→ Exercise directions
Repeat verbatim the lines of the data below, beginning with the line containing "Reverse-engineer this chart into JSON." and continuing to the end.

→ Data extract
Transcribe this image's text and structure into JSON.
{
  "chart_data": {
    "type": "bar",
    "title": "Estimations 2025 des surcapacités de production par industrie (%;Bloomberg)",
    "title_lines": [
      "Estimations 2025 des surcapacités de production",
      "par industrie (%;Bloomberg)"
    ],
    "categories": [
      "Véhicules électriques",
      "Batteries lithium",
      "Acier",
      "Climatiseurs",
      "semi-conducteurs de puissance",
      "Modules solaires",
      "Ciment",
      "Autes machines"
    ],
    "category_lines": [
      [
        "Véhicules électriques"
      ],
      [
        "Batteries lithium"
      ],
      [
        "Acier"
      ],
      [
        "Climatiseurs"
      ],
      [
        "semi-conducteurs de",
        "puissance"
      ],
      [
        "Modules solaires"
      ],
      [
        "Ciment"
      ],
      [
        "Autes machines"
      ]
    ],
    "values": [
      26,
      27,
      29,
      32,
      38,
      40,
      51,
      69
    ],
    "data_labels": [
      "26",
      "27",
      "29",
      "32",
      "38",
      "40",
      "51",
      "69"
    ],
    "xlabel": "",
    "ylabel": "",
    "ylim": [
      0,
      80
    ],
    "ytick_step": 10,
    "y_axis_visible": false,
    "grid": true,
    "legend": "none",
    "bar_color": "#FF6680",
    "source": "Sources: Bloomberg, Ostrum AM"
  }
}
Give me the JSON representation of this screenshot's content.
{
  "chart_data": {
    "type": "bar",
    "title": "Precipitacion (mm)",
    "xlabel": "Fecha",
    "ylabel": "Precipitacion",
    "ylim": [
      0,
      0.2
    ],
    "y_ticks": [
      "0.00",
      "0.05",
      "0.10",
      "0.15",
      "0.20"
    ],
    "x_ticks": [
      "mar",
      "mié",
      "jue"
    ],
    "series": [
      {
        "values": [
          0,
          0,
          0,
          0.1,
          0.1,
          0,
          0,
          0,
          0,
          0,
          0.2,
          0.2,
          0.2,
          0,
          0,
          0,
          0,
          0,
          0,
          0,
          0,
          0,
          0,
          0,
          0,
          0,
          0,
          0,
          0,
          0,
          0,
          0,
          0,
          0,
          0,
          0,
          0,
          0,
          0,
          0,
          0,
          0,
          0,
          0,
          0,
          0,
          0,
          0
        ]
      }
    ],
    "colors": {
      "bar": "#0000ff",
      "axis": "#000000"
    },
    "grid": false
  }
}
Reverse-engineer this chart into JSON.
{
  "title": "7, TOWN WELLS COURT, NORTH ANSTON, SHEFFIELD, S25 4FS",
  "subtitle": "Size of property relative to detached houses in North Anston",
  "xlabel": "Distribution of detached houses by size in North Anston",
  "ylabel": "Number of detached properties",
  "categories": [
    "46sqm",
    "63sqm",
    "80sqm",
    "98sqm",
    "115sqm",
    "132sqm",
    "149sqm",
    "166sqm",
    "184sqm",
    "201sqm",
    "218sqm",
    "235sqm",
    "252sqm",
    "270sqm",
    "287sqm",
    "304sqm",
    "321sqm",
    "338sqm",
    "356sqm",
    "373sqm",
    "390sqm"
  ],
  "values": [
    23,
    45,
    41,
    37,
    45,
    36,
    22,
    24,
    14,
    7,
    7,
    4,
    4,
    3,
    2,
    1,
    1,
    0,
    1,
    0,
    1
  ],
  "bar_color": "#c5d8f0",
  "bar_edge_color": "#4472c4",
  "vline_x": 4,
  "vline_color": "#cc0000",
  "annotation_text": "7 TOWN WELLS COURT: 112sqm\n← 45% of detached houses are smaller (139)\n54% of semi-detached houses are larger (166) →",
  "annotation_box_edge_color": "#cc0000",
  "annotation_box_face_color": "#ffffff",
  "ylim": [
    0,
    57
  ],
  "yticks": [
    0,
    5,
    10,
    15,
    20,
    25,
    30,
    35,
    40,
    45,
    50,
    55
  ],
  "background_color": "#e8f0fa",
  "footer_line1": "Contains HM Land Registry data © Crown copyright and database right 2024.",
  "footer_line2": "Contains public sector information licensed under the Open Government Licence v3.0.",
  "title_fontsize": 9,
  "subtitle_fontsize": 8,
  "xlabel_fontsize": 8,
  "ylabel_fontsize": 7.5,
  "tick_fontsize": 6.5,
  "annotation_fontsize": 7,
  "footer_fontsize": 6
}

→ Full solution
Reverse-engineer this chart into JSON.
{
  "title": "7, TOWN WELLS COURT, NORTH ANSTON, SHEFFIELD, S25 4FS",
  "subtitle": "Size of property relative to detached houses in North Anston",
  "xlabel": "Distribution of detached houses by size in North Anston",
  "ylabel": "Number of detached properties",
  "categories": [
    "46sqm",
    "63sqm",
    "80sqm",
    "98sqm",
    "115sqm",
    "132sqm",
    "149sqm",
    "166sqm",
    "184sqm",
    "201sqm",
    "218sqm",
    "235sqm",
    "252sqm",
    "270sqm",
    "287sqm",
    "304sqm",
    "321sqm",
    "338sqm",
    "356sqm",
    "373sqm",
    "390sqm"
  ],
  "values": [
    23,
    45,
    41,
    37,
    45,
    36,
    22,
    24,
    14,
    7,
    7,
    4,
    4,
    3,
    2,
    1,
    1,
    0,
    1,
    0,
    1
  ],
  "bar_color": "#c5d8f0",
  "bar_edge_color": "#4472c4",
  "vline_x": 4,
  "vline_color": "#cc0000",
  "annotation_text": "7 TOWN WELLS COURT: 112sqm\n← 45% of detached houses are smaller (139)\n54% of semi-detached houses are larger (166) →",
  "annotation_box_edge_color": "#cc0000",
  "annotation_box_face_color": "#ffffff",
  "ylim": [
    0,
    57
  ],
  "yticks": [
    0,
    5,
    10,
    15,
    20,
    25,
    30,
    35,
    40,
    45,
    50,
    55
  ],
  "background_color": "#e8f0fa",
  "footer_line1": "Contains HM Land Registry data © Crown copyright and database right 2024.",
  "footer_line2": "Contains public sector information licensed under the Open Government Licence v3.0.",
  "title_fontsize": 9,
  "subtitle_fontsize": 8,
  "xlabel_fontsize": 8,
  "ylabel_fontsize": 7.5,
  "tick_fontsize": 6.5,
  "annotation_fontsize": 7,
  "footer_fontsize": 6
}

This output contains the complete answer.